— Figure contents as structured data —
===============

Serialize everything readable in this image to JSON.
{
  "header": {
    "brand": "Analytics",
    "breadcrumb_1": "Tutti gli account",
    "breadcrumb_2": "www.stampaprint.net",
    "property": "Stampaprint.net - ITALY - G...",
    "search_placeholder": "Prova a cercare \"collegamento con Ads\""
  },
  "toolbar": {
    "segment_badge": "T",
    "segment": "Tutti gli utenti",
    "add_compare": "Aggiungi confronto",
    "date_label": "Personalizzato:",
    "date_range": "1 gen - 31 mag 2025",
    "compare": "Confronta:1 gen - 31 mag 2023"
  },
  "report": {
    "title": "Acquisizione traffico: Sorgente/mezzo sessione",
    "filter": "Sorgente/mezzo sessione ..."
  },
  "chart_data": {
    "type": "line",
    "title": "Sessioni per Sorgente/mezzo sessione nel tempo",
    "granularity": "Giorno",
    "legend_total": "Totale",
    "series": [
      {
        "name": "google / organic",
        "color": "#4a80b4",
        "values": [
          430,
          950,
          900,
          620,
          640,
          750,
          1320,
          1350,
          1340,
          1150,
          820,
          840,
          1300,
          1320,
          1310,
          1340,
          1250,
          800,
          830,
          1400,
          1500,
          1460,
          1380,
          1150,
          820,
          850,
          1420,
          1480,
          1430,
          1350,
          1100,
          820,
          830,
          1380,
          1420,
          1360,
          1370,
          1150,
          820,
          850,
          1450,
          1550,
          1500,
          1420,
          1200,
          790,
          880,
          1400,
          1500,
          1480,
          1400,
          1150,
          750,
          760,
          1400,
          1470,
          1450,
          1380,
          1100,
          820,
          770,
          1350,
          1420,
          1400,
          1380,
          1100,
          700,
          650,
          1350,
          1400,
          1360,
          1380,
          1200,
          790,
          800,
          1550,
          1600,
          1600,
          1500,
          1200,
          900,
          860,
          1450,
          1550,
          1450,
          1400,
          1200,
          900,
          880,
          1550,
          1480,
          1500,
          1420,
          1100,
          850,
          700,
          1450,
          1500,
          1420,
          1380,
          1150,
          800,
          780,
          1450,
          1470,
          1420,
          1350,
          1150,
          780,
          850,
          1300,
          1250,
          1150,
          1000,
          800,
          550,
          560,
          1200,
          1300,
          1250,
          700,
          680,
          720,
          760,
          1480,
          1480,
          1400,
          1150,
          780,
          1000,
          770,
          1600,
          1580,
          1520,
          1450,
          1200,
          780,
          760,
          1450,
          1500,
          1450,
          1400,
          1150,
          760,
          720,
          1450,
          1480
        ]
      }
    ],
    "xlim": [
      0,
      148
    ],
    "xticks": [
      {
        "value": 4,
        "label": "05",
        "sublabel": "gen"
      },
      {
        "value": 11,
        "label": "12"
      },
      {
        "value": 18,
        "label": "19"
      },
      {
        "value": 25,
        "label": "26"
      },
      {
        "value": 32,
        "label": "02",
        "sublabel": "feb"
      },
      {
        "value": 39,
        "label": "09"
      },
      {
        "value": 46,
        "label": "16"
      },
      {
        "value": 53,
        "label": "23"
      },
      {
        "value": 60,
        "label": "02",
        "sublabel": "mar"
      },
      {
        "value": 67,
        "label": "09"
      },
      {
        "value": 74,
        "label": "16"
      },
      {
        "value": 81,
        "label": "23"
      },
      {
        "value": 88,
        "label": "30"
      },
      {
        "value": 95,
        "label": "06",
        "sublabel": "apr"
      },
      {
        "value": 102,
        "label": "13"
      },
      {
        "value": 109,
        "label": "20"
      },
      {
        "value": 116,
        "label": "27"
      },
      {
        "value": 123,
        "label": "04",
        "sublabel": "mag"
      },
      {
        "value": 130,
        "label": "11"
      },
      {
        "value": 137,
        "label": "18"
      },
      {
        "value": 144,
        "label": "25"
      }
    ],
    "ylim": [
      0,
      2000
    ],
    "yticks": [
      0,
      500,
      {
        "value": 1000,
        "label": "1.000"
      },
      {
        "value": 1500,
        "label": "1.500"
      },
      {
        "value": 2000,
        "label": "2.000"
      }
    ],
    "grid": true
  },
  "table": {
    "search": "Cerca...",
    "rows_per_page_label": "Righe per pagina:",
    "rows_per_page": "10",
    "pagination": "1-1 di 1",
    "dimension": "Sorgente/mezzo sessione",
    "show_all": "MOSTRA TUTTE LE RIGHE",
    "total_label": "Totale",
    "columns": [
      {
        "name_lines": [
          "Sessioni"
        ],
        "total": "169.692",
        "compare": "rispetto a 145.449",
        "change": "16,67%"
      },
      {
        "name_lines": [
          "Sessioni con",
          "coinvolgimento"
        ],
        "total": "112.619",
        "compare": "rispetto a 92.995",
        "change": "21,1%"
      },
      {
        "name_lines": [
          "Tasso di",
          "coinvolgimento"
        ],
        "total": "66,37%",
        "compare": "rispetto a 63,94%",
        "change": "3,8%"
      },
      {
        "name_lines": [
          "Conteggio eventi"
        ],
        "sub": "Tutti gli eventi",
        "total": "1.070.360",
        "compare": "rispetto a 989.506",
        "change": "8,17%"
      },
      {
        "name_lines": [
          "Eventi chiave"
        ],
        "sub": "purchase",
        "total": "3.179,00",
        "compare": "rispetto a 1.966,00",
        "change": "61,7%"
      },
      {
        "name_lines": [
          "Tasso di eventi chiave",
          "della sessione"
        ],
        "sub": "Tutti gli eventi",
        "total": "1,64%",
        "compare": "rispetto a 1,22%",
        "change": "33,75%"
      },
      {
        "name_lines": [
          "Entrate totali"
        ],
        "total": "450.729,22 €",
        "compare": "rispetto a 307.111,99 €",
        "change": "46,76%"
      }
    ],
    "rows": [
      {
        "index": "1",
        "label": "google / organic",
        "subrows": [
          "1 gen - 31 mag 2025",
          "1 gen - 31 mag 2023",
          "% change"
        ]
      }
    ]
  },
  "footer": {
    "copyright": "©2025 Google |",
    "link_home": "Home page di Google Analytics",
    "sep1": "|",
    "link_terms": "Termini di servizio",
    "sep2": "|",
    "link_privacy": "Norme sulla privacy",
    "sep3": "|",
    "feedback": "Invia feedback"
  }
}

===============

— EXERCISE OBJECTIVE —
Give back all the records exactly as they stand.

— TASK OUTPUT —
Serialize everything readable in this image to JSON.
{
  "header": {
    "brand": "Analytics",
    "breadcrumb_1": "Tutti gli account",
    "breadcrumb_2": "www.stampaprint.net",
    "property": "Stampaprint.net - ITALY - G...",
    "search_placeholder": "Prova a cercare \"collegamento con Ads\""
  },
  "toolbar": {
    "segment_badge": "T",
    "segment": "Tutti gli utenti",
    "add_compare": "Aggiungi confronto",
    "date_label": "Personalizzato:",
    "date_range": "1 gen - 31 mag 2025",
    "compare": "Confronta:1 gen - 31 mag 2023"
  },
  "report": {
    "title": "Acquisizione traffico: Sorgente/mezzo sessione",
    "filter": "Sorgente/mezzo sessione ..."
  },
  "chart_data": {
    "type": "line",
    "title": "Sessioni per Sorgente/mezzo sessione nel tempo",
    "granularity": "Giorno",
    "legend_total": "Totale",
    "series": [
      {
        "name": "google / organic",
        "color": "#4a80b4",
        "values": [
          430,
          950,
          900,
          620,
          640,
          750,
          1320,
          1350,
          1340,
          1150,
          820,
          840,
          1300,
          1320,
          1310,
          1340,
          1250,
          800,
          830,
          1400,
          1500,
          1460,
          1380,
          1150,
          820,
          850,
          1420,
          1480,
          1430,
          1350,
          1100,
          820,
          830,
          1380,
          1420,
          1360,
          1370,
          1150,
          820,
          850,
          1450,
          1550,
          1500,
          1420,
          1200,
          790,
          880,
          1400,
          1500,
          1480,
          1400,
          1150,
          750,
          760,
          1400,
          1470,
          1450,
          1380,
          1100,
          820,
          770,
          1350,
          1420,
          1400,
          1380,
          1100,
          700,
          650,
          1350,
          1400,
          1360,
          1380,
          1200,
          790,
          800,
          1550,
          1600,
          1600,
          1500,
          1200,
          900,
          860,
          1450,
          1550,
          1450,
          1400,
          1200,
          900,
          880,
          1550,
          1480,
          1500,
          1420,
          1100,
          850,
          700,
          1450,
          1500,
          1420,
          1380,
          1150,
          800,
          780,
          1450,
          1470,
          1420,
          1350,
          1150,
          780,
          850,
          1300,
          1250,
          1150,
          1000,
          800,
          550,
          560,
          1200,
          1300,
          1250,
          700,
          680,
          720,
          760,
          1480,
          1480,
          1400,
          1150,
          780,
          1000,
          770,
          1600,
          1580,
          1520,
          1450,
          1200,
          780,
          760,
          1450,
          1500,
          1450,
          1400,
          1150,
          760,
          720,
          1450,
          1480
        ]
      }
    ],
    "xlim": [
      0,
      148
    ],
    "xticks": [
      {
        "value": 4,
        "label": "05",
        "sublabel": "gen"
      },
      {
        "value": 11,
        "label": "12"
      },
      {
        "value": 18,
        "label": "19"
      },
      {
        "value": 25,
        "label": "26"
      },
      {
        "value": 32,
        "label": "02",
        "sublabel": "feb"
      },
      {
        "value": 39,
        "label": "09"
      },
      {
        "value": 46,
        "label": "16"
      },
      {
        "value": 53,
        "label": "23"
      },
      {
        "value": 60,
        "label": "02",
        "sublabel": "mar"
      },
      {
        "value": 67,
        "label": "09"
      },
      {
        "value": 74,
        "label": "16"
      },
      {
        "value": 81,
        "label": "23"
      },
      {
        "value": 88,
        "label": "30"
      },
      {
        "value": 95,
        "label": "06",
        "sublabel": "apr"
      },
      {
        "value": 102,
        "label": "13"
      },
      {
        "value": 109,
        "label": "20"
      },
      {
        "value": 116,
        "label": "27"
      },
      {
        "value": 123,
        "label": "04",
        "sublabel": "mag"
      },
      {
        "value": 130,
        "label": "11"
      },
      {
        "value": 137,
        "label": "18"
      },
      {
        "value": 144,
        "label": "25"
      }
    ],
    "ylim": [
      0,
      2000
    ],
    "yticks": [
      0,
      500,
      {
        "value": 1000,
        "label": "1.000"
      },
      {
        "value": 1500,
        "label": "1.500"
      },
      {
        "value": 2000,
        "label": "2.000"
      }
    ],
    "grid": true
  },
  "table": {
    "search": "Cerca...",
    "rows_per_page_label": "Righe per pagina:",
    "rows_per_page": "10",
    "pagination": "1-1 di 1",
    "dimension": "Sorgente/mezzo sessione",
    "show_all": "MOSTRA TUTTE LE RIGHE",
    "total_label": "Totale",
    "columns": [
      {
        "name_lines": [
          "Sessioni"
        ],
        "total": "169.692",
        "compare": "rispetto a 145.449",
        "change": "16,67%"
      },
      {
        "name_lines": [
          "Sessioni con",
          "coinvolgimento"
        ],
        "total": "112.619",
        "compare": "rispetto a 92.995",
        "change": "21,1%"
      },
      {
        "name_lines": [
          "Tasso di",
          "coinvolgimento"
        ],
        "total": "66,37%",
        "compare": "rispetto a 63,94%",
        "change": "3,8%"
      },
      {
        "name_lines": [
          "Conteggio eventi"
        ],
        "sub": "Tutti gli eventi",
        "total": "1.070.360",
        "compare": "rispetto a 989.506",
        "change": "8,17%"
      },
      {
        "name_lines": [
          "Eventi chiave"
        ],
        "sub": "purchase",
        "total": "3.179,00",
        "compare": "rispetto a 1.966,00",
        "change": "61,7%"
      },
      {
        "name_lines": [
          "Tasso di eventi chiave",
          "della sessione"
        ],
        "sub": "Tutti gli eventi",
        "total": "1,64%",
        "compare": "rispetto a 1,22%",
        "change": "33,75%"
      },
      {
        "name_lines": [
          "Entrate totali"
        ],
        "total": "450.729,22 €",
        "compare": "rispetto a 307.111,99 €",
        "change": "46,76%"
      }
    ],
    "rows": [
      {
        "index": "1",
        "label": "google / organic",
        "subrows": [
          "1 gen - 31 mag 2025",
          "1 gen - 31 mag 2023",
          "% change"
        ]
      }
    ]
  },
  "footer": {
    "copyright": "©2025 Google |",
    "link_home": "Home page di Google Analytics",
    "sep1": "|",
    "link_terms": "Termini di servizio",
    "sep2": "|",
    "link_privacy": "Norme sulla privacy",
    "sep3": "|",
    "feedback": "Invia feedback"
  }
}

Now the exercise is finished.